GIVEN EXERCISE - What follows is a set of records; repeat all of them exactly.

TASK INPUT -
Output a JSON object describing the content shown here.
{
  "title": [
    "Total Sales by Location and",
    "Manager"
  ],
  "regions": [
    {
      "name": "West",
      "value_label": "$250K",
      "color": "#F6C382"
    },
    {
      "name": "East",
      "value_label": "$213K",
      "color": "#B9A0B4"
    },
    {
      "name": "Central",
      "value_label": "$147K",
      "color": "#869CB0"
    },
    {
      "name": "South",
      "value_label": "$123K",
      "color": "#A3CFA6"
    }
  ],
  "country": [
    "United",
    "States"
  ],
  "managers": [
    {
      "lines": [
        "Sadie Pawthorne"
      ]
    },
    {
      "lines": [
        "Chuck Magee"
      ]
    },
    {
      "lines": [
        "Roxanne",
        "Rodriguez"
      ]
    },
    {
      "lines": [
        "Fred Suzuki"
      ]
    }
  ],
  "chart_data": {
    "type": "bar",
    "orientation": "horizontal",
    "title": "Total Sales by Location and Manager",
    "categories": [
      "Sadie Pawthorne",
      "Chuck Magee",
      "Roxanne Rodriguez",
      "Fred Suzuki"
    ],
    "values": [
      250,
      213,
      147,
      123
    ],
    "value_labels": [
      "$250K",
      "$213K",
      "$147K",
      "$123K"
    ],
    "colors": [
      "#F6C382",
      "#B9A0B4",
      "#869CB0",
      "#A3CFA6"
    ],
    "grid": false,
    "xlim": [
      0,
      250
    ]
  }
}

TASK SOLUTION -
Output a JSON object describing the content shown here.
{
  "title": [
    "Total Sales by Location and",
    "Manager"
  ],
  "regions": [
    {
      "name": "West",
      "value_label": "$250K",
      "color": "#F6C382"
    },
    {
      "name": "East",
      "value_label": "$213K",
      "color": "#B9A0B4"
    },
    {
      "name": "Central",
      "value_label": "$147K",
      "color": "#869CB0"
    },
    {
      "name": "South",
      "value_label": "$123K",
      "color": "#A3CFA6"
    }
  ],
  "country": [
    "United",
    "States"
  ],
  "managers": [
    {
      "lines": [
        "Sadie Pawthorne"
      ]
    },
    {
      "lines": [
        "Chuck Magee"
      ]
    },
    {
      "lines": [
        "Roxanne",
        "Rodriguez"
      ]
    },
    {
      "lines": [
        "Fred Suzuki"
      ]
    }
  ],
  "chart_data": {
    "type": "bar",
    "orientation": "horizontal",
    "title": "Total Sales by Location and Manager",
    "categories": [
      "Sadie Pawthorne",
      "Chuck Magee",
      "Roxanne Rodriguez",
      "Fred Suzuki"
    ],
    "values": [
      250,
      213,
      147,
      123
    ],
    "value_labels": [
      "$250K",
      "$213K",
      "$147K",
      "$123K"
    ],
    "colors": [
      "#F6C382",
      "#B9A0B4",
      "#869CB0",
      "#A3CFA6"
    ],
    "grid": false,
    "xlim": [
      0,
      250
    ]
  }
}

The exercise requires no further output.